GOAL
Gather the lines below that include the string "включенные", copying each in full.

Extracted data entries

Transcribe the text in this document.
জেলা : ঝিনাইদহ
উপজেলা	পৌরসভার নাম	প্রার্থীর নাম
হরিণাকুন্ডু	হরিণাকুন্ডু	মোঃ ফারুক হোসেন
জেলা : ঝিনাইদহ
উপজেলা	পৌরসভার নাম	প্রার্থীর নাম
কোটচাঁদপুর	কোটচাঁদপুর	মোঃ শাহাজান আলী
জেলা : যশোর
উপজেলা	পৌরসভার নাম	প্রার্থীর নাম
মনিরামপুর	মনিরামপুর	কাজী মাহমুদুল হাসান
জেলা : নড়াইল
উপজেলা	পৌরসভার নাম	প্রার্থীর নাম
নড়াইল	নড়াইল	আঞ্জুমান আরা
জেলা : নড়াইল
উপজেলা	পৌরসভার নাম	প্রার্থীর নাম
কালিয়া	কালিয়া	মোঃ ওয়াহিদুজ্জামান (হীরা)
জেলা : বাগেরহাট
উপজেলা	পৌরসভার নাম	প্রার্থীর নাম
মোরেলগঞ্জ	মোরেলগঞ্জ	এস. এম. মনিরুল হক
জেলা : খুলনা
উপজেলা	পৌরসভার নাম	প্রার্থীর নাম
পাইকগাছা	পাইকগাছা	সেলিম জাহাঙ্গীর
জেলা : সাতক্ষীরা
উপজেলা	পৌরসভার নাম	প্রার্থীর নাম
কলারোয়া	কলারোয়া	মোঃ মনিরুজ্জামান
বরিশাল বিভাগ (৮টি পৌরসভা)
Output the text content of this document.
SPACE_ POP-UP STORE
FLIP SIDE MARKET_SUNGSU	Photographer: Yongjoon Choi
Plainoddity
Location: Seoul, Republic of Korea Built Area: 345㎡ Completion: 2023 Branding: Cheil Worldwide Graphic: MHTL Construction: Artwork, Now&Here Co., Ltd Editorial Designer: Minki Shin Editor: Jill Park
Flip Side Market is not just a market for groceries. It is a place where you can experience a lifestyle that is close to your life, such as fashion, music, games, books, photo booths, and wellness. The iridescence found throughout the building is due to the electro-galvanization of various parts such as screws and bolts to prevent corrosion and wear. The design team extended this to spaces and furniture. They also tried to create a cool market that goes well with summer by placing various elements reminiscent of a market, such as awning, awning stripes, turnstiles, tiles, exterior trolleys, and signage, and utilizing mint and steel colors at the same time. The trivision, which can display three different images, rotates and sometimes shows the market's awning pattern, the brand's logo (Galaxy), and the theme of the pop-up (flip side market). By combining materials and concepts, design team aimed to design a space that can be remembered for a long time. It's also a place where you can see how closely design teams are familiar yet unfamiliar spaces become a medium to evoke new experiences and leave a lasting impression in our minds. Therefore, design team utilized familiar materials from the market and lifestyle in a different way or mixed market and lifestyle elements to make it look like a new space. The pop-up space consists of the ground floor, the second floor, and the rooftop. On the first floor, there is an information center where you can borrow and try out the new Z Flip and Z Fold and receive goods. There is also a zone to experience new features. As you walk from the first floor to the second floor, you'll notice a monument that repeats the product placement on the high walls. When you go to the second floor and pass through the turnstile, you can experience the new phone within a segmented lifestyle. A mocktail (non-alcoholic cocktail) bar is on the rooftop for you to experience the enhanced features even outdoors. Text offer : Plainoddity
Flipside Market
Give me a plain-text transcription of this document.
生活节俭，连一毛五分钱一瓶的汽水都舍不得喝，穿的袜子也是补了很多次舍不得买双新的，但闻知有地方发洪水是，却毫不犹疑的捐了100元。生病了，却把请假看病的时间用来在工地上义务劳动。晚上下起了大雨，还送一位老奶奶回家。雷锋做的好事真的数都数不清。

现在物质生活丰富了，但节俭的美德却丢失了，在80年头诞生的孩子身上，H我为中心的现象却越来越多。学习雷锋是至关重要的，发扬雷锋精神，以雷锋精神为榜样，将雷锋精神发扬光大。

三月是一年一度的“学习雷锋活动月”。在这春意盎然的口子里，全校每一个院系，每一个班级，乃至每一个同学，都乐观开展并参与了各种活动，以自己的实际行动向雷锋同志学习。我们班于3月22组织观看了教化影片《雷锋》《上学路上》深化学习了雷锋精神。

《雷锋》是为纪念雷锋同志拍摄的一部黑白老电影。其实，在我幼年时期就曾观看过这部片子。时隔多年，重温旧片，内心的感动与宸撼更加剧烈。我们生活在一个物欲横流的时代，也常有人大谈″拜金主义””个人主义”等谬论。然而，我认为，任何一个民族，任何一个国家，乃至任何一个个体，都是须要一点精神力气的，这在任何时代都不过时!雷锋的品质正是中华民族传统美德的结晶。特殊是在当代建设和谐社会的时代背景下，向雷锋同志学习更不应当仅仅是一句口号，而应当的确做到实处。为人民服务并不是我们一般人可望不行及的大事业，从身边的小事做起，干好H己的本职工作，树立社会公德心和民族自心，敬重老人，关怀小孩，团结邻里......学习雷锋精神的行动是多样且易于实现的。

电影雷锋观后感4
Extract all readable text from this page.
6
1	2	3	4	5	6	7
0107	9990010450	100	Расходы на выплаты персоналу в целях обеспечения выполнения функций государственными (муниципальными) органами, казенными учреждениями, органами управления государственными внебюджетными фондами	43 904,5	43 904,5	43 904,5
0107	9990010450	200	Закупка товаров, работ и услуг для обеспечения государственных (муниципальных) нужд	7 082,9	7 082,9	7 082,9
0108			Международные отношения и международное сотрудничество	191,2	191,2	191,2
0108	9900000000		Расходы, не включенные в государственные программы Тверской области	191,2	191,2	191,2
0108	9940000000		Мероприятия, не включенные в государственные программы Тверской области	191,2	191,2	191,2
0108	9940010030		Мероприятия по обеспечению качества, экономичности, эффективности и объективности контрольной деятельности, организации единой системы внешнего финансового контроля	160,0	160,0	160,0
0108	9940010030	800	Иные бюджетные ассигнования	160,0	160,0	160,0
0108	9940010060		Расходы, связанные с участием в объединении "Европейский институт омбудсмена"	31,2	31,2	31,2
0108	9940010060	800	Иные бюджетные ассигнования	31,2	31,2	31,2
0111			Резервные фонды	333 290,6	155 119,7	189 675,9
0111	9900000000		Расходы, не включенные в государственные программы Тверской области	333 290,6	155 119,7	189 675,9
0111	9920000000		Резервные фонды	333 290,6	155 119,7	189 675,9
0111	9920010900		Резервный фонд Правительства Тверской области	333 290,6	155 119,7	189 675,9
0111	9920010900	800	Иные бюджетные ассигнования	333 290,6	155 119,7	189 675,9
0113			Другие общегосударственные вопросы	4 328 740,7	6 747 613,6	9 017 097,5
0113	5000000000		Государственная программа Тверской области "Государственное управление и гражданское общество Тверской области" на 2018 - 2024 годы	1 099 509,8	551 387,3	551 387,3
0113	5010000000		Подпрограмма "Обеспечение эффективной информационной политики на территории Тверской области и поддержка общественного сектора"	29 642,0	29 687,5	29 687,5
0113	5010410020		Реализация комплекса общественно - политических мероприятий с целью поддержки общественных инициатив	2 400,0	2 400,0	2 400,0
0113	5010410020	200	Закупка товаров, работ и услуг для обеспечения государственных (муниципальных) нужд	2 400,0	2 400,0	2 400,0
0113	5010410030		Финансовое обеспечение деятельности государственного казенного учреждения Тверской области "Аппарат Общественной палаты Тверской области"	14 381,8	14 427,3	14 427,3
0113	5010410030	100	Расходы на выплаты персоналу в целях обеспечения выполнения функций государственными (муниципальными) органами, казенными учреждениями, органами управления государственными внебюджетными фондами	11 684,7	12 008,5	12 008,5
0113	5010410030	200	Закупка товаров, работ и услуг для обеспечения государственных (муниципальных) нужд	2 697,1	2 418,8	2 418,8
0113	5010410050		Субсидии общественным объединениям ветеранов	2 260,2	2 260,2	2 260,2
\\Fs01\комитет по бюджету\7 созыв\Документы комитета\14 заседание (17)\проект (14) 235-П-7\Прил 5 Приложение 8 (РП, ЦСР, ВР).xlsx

FINISHED EXERCISE
0108	9900000000		Расходы, не включенные в государственные программы Тверской области	191,2	191,2	191,2
0108	9940000000		Мероприятия, не включенные в государственные программы Тверской области	191,2	191,2	191,2
0111	9900000000		Расходы, не включенные в государственные программы Тверской области	333 290,6	155 119,7	189 675,9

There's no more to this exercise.